> _Problem to work on_: Copy the lines exactly as they appear in the rows below, starting at the one containing "231, 222, 261]" and ending at the one containing "discipline-table: DISCIPLINE CLASS".

> _Extracted data_:
☆ ☆ ☆

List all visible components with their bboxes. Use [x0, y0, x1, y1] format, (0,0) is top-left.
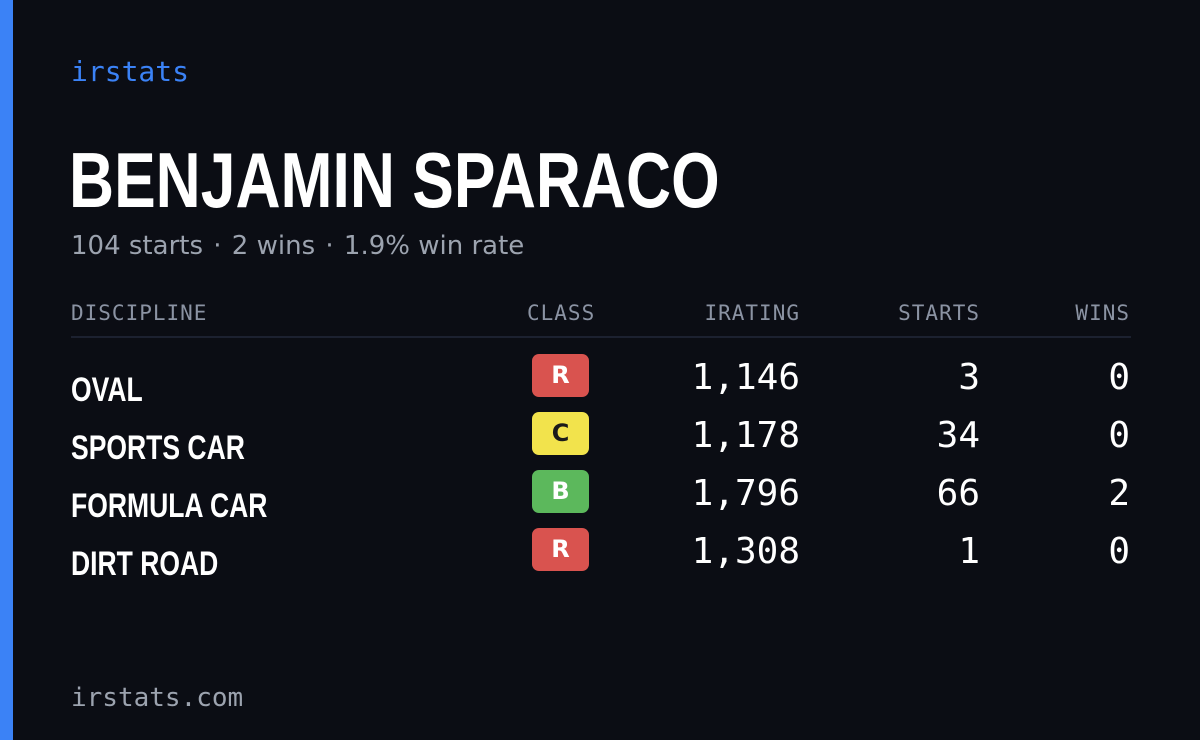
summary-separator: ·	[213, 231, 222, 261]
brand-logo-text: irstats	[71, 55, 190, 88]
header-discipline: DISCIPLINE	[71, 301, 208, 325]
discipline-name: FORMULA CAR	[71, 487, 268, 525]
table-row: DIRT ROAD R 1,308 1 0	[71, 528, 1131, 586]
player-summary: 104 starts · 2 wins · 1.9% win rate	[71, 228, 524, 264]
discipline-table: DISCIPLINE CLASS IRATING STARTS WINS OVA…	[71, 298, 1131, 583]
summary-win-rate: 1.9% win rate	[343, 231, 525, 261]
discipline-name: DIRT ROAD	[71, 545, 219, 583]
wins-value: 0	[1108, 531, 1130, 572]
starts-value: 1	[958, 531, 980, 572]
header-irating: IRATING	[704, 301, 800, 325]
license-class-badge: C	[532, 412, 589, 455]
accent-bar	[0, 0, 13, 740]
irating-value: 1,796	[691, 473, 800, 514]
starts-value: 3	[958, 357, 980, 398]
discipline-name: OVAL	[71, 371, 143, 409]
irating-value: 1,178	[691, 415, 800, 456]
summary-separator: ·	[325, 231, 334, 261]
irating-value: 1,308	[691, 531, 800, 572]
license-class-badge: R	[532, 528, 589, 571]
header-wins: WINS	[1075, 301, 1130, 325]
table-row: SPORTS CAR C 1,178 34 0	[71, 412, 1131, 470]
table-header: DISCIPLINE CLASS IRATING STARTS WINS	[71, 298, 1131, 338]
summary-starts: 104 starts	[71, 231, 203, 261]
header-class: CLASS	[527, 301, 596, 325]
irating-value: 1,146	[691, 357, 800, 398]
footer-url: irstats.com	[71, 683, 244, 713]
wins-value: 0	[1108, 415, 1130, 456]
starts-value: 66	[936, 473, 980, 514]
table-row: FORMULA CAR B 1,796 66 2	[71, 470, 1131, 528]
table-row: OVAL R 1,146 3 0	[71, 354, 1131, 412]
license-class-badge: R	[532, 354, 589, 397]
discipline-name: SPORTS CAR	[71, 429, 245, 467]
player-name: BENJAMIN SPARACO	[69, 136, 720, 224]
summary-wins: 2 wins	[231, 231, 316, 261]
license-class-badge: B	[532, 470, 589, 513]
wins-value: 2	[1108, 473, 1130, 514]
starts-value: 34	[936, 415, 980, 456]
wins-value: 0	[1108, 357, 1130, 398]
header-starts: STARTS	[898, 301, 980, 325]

☆ ☆ ☆

> _Output_:
summary-separator: ·	[213, 231, 222, 261]
brand-logo-text: irstats	[71, 55, 190, 88]
header-discipline: DISCIPLINE	[71, 301, 208, 325]
discipline-name: FORMULA CAR	[71, 487, 268, 525]
table-row: DIRT ROAD R 1,308 1 0	[71, 528, 1131, 586]
player-summary: 104 starts · 2 wins · 1.9% win rate	[71, 228, 524, 264]
discipline-table: DISCIPLINE CLASS IRATING STARTS WINS OVA…	[71, 298, 1131, 583]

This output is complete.